- WHAT YOU WILL DO -
Print the records below exactly as they appear.

Dataset rows:

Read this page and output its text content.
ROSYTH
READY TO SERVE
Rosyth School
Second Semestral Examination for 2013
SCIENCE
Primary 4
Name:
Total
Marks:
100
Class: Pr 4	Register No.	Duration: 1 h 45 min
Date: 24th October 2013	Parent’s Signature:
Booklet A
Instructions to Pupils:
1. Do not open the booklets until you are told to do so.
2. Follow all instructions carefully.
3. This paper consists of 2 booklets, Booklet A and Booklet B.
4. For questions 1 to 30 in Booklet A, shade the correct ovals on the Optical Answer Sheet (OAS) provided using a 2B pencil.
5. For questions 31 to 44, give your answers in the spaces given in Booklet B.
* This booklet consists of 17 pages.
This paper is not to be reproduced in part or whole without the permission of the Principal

- FULL SOLUTION -
Read this page and output its text content.
ROSYTH
READY TO SERVE
Rosyth School
Second Semestral Examination for 2013
SCIENCE
Primary 4
Name:
Total
Marks:
100
Class: Pr 4	Register No.	Duration: 1 h 45 min
Date: 24th October 2013	Parent’s Signature:
Booklet A
Instructions to Pupils:
1. Do not open the booklets until you are told to do so.
2. Follow all instructions carefully.
3. This paper consists of 2 booklets, Booklet A and Booklet B.
4. For questions 1 to 30 in Booklet A, shade the correct ovals on the Optical Answer Sheet (OAS) provided using a 2B pencil.
5. For questions 31 to 44, give your answers in the spaces given in Booklet B.
* This booklet consists of 17 pages.
This paper is not to be reproduced in part or whole without the permission of the Principal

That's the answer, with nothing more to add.